### What is required
Skip the images. Copy the records exactly as written.

● ● ● ●

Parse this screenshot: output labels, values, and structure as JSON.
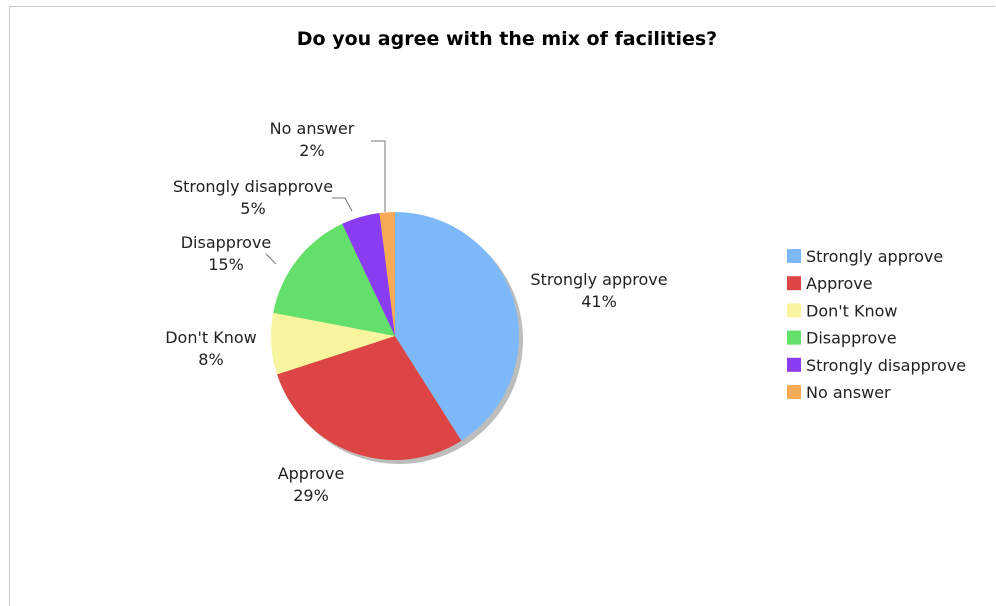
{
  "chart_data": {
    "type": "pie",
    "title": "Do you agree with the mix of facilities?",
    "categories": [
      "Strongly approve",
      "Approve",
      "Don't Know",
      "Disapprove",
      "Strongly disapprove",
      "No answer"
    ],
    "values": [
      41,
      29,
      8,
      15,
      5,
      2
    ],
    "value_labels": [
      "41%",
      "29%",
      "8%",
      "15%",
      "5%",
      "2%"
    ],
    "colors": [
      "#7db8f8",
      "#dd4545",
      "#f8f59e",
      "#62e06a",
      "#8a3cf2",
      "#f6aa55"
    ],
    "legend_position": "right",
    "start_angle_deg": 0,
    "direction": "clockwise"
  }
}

● ● ● ●

### Finished task
Parse this screenshot: output labels, values, and structure as JSON.
{
  "chart_data": {
    "type": "pie",
    "title": "Do you agree with the mix of facilities?",
    "categories": [
      "Strongly approve",
      "Approve",
      "Don't Know",
      "Disapprove",
      "Strongly disapprove",
      "No answer"
    ],
    "values": [
      41,
      29,
      8,
      15,
      5,
      2
    ],
    "value_labels": [
      "41%",
      "29%",
      "8%",
      "15%",
      "5%",
      "2%"
    ],
    "colors": [
      "#7db8f8",
      "#dd4545",
      "#f8f59e",
      "#62e06a",
      "#8a3cf2",
      "#f6aa55"
    ],
    "legend_position": "right",
    "start_angle_deg": 0,
    "direction": "clockwise"
  }
}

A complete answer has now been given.